> What is needed:
Exclude the pictures and reproduce the remaining data exactly as written.

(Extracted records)
#####
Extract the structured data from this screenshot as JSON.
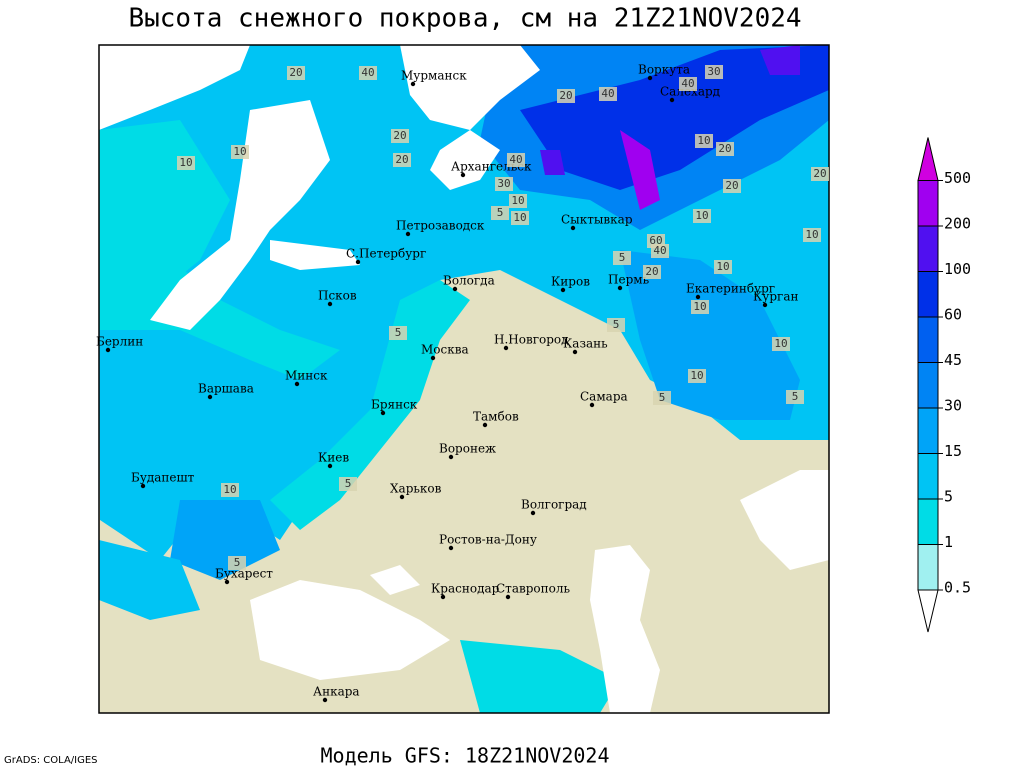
{
  "title": "Высота снежного покрова, см на 21Z21NOV2024",
  "subtitle": "Модель GFS: 18Z21NOV2024",
  "credit": "GrADS: COLA/IGES",
  "legend": {
    "levels": [
      0.5,
      1,
      5,
      15,
      30,
      45,
      60,
      100,
      200,
      500
    ],
    "colors": [
      "#ffffff",
      "#a0f0f0",
      "#00dce6",
      "#00c4f4",
      "#00a4f8",
      "#0084f4",
      "#0060f0",
      "#0030e8",
      "#5010f0",
      "#a000f0",
      "#d000e0"
    ]
  },
  "cities": [
    "Мурманск",
    "Воркута",
    "Салехард",
    "Архангельск",
    "Сыктывкар",
    "Петрозаводск",
    "С.Петербург",
    "Вологда",
    "Киров",
    "Пермь",
    "Екатеринбург",
    "Курган",
    "Псков",
    "Берлин",
    "Москва",
    "Н.Новгород",
    "Казань",
    "Минск",
    "Варшава",
    "Брянск",
    "Самара",
    "Тамбов",
    "Киев",
    "Воронеж",
    "Будапешт",
    "Харьков",
    "Волгоград",
    "Ростов-на-Дону",
    "Бухарест",
    "Краснодар",
    "Ставрополь",
    "Анкара"
  ],
  "contour_labels": [
    10,
    10,
    20,
    40,
    20,
    40,
    40,
    30,
    10,
    20,
    40,
    30,
    20,
    10,
    5,
    10,
    20,
    10,
    60,
    40,
    20,
    5,
    10,
    10,
    5,
    10,
    5,
    5,
    5,
    10,
    5,
    10,
    5,
    10,
    20,
    20
  ]
}
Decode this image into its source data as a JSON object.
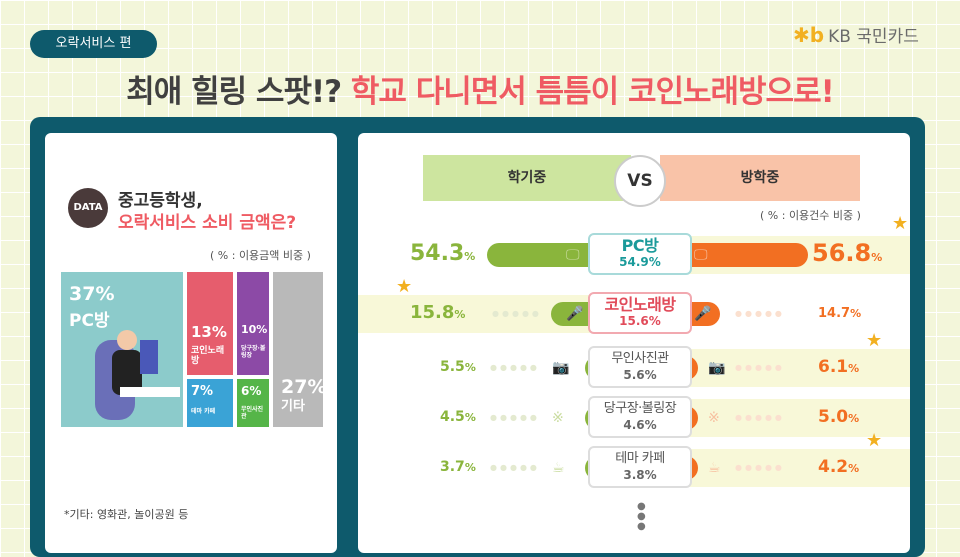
{
  "tag": "오락서비스 편",
  "logo": {
    "mark": "✱b",
    "text": "KB 국민카드"
  },
  "title": {
    "part1": "최애 힐링 스팟!?",
    "part2": "학교 다니면서 틈틈이 코인노래방으로!"
  },
  "left": {
    "badge": "DATA",
    "heading1": "중고등학생,",
    "heading2": "오락서비스 소비 금액은?",
    "unit": "( % : 이용금액 비중 )",
    "treemap": [
      {
        "pct": "37%",
        "label": "PC방",
        "color": "#8ccbcb"
      },
      {
        "pct": "13%",
        "label": "코인노래방",
        "color": "#e65d6d"
      },
      {
        "pct": "10%",
        "label": "당구장·볼링장",
        "color": "#8c4aa6"
      },
      {
        "pct": "27%",
        "label": "기타",
        "color": "#b9b9b9"
      },
      {
        "pct": "7%",
        "label": "테마 카페",
        "color": "#3aa3d6"
      },
      {
        "pct": "6%",
        "label": "무인사진관",
        "color": "#55b548"
      }
    ],
    "footnote": "*기타: 영화관, 놀이공원 등"
  },
  "right": {
    "header_left": "학기중",
    "vs": "VS",
    "header_right": "방학중",
    "unit": "( % : 이용건수 비중 )",
    "colors": {
      "semester": "#8ab53c",
      "vacation": "#f26f22"
    },
    "rows": [
      {
        "label": "PC방",
        "total": "54.9%",
        "semester": "54.3",
        "vacation": "56.8",
        "icon": "monitor-icon",
        "star": "vacation",
        "label_color": "#1a9a9a"
      },
      {
        "label": "코인노래방",
        "total": "15.6%",
        "semester": "15.8",
        "vacation": "14.7",
        "icon": "microphone-icon",
        "star": "semester",
        "label_color": "#e14b5a"
      },
      {
        "label": "무인사진관",
        "total": "5.6%",
        "semester": "5.5",
        "vacation": "6.1",
        "icon": "camera-icon",
        "star": "vacation",
        "label_color": "#555555"
      },
      {
        "label": "당구장·볼링장",
        "total": "4.6%",
        "semester": "4.5",
        "vacation": "5.0",
        "icon": "billiards-icon",
        "star": "",
        "label_color": "#555555"
      },
      {
        "label": "테마 카페",
        "total": "3.8%",
        "semester": "3.7",
        "vacation": "4.2",
        "icon": "coffee-cup-icon",
        "star": "vacation",
        "label_color": "#555555"
      }
    ],
    "pct_sign": "%"
  }
}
#####
> Full solution:
Extract the structured data from this screenshot as JSON.
{
  "title": "Высота снежного покрова, см на 21Z21NOV2024",
  "subtitle": "Модель GFS: 18Z21NOV2024",
  "credit": "GrADS: COLA/IGES",
  "legend": {
    "levels": [
      0.5,
      1,
      5,
      15,
      30,
      45,
      60,
      100,
      200,
      500
    ],
    "colors": [
      "#ffffff",
      "#a0f0f0",
      "#00dce6",
      "#00c4f4",
      "#00a4f8",
      "#0084f4",
      "#0060f0",
      "#0030e8",
      "#5010f0",
      "#a000f0",
      "#d000e0"
    ]
  },
  "cities": [
    "Мурманск",
    "Воркута",
    "Салехард",
    "Архангельск",
    "Сыктывкар",
    "Петрозаводск",
    "С.Петербург",
    "Вологда",
    "Киров",
    "Пермь",
    "Екатеринбург",
    "Курган",
    "Псков",
    "Берлин",
    "Москва",
    "Н.Новгород",
    "Казань",
    "Минск",
    "Варшава",
    "Брянск",
    "Самара",
    "Тамбов",
    "Киев",
    "Воронеж",
    "Будапешт",
    "Харьков",
    "Волгоград",
    "Ростов-на-Дону",
    "Бухарест",
    "Краснодар",
    "Ставрополь",
    "Анкара"
  ],
  "contour_labels": [
    10,
    10,
    20,
    40,
    20,
    40,
    40,
    30,
    10,
    20,
    40,
    30,
    20,
    10,
    5,
    10,
    20,
    10,
    60,
    40,
    20,
    5,
    10,
    10,
    5,
    10,
    5,
    5,
    5,
    10,
    5,
    10,
    5,
    10,
    20,
    20
  ]
}
Decode this image into its source data as a JSON object.
{
  "tag": "오락서비스 편",
  "logo": {
    "mark": "✱b",
    "text": "KB 국민카드"
  },
  "title": {
    "part1": "최애 힐링 스팟!?",
    "part2": "학교 다니면서 틈틈이 코인노래방으로!"
  },
  "left": {
    "badge": "DATA",
    "heading1": "중고등학생,",
    "heading2": "오락서비스 소비 금액은?",
    "unit": "( % : 이용금액 비중 )",
    "treemap": [
      {
        "pct": "37%",
        "label": "PC방",
        "color": "#8ccbcb"
      },
      {
        "pct": "13%",
        "label": "코인노래방",
        "color": "#e65d6d"
      },
      {
        "pct": "10%",
        "label": "당구장·볼링장",
        "color": "#8c4aa6"
      },
      {
        "pct": "27%",
        "label": "기타",
        "color": "#b9b9b9"
      },
      {
        "pct": "7%",
        "label": "테마 카페",
        "color": "#3aa3d6"
      },
      {
        "pct": "6%",
        "label": "무인사진관",
        "color": "#55b548"
      }
    ],
    "footnote": "*기타: 영화관, 놀이공원 등"
  },
  "right": {
    "header_left": "학기중",
    "vs": "VS",
    "header_right": "방학중",
    "unit": "( % : 이용건수 비중 )",
    "colors": {
      "semester": "#8ab53c",
      "vacation": "#f26f22"
    },
    "rows": [
      {
        "label": "PC방",
        "total": "54.9%",
        "semester": "54.3",
        "vacation": "56.8",
        "icon": "monitor-icon",
        "star": "vacation",
        "label_color": "#1a9a9a"
      },
      {
        "label": "코인노래방",
        "total": "15.6%",
        "semester": "15.8",
        "vacation": "14.7",
        "icon": "microphone-icon",
        "star": "semester",
        "label_color": "#e14b5a"
      },
      {
        "label": "무인사진관",
        "total": "5.6%",
        "semester": "5.5",
        "vacation": "6.1",
        "icon": "camera-icon",
        "star": "vacation",
        "label_color": "#555555"
      },
      {
        "label": "당구장·볼링장",
        "total": "4.6%",
        "semester": "4.5",
        "vacation": "5.0",
        "icon": "billiards-icon",
        "star": "",
        "label_color": "#555555"
      },
      {
        "label": "테마 카페",
        "total": "3.8%",
        "semester": "3.7",
        "vacation": "4.2",
        "icon": "coffee-cup-icon",
        "star": "vacation",
        "label_color": "#555555"
      }
    ],
    "pct_sign": "%"
  }
}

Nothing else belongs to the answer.